[Records from a dataset]

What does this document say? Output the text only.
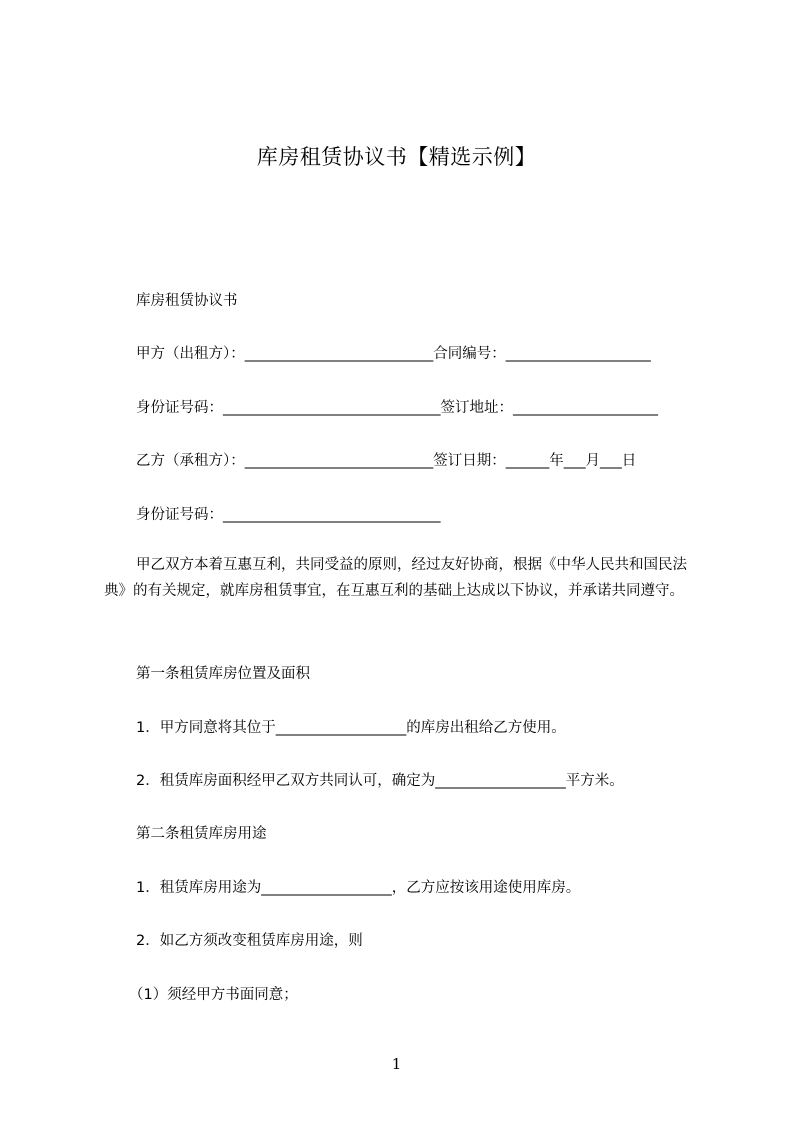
库房租赁协议书【精选示例】
库房租赁协议书
甲方（出租方）：__________________________合同编号：____________________
身份证号码：______________________________签订地址：____________________
乙方（承租方）：__________________________签订日期：______年___月___日
身份证号码：______________________________
甲乙双方本着互惠互利，共同受益的原则，经过友好协商，根据《中华人民共和国民法典》的有关规定，就库房租赁事宜，在互惠互利的基础上达成以下协议，并承诺共同遵守。
第一条租赁库房位置及面积
1．甲方同意将其位于__________________的库房出租给乙方使用。
2．租赁库房面积经甲乙双方共同认可，确定为__________________平方米。
第二条租赁库房用途
1．租赁库房用途为__________________，乙方应按该用途使用库房。
2．如乙方须改变租赁库房用途，则
（1）须经甲方书面同意；
1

* [What the task asks]:
Every line of the data above should be quoted exactly. Omit the pictures.

* [Final result]:
What does this document say? Output the text only.
库房租赁协议书【精选示例】
库房租赁协议书
甲方（出租方）：__________________________合同编号：____________________
身份证号码：______________________________签订地址：____________________
乙方（承租方）：__________________________签订日期：______年___月___日
身份证号码：______________________________
甲乙双方本着互惠互利，共同受益的原则，经过友好协商，根据《中华人民共和国民法典》的有关规定，就库房租赁事宜，在互惠互利的基础上达成以下协议，并承诺共同遵守。
第一条租赁库房位置及面积
1．甲方同意将其位于__________________的库房出租给乙方使用。
2．租赁库房面积经甲乙双方共同认可，确定为__________________平方米。
第二条租赁库房用途
1．租赁库房用途为__________________，乙方应按该用途使用库房。
2．如乙方须改变租赁库房用途，则
（1）须经甲方书面同意；
1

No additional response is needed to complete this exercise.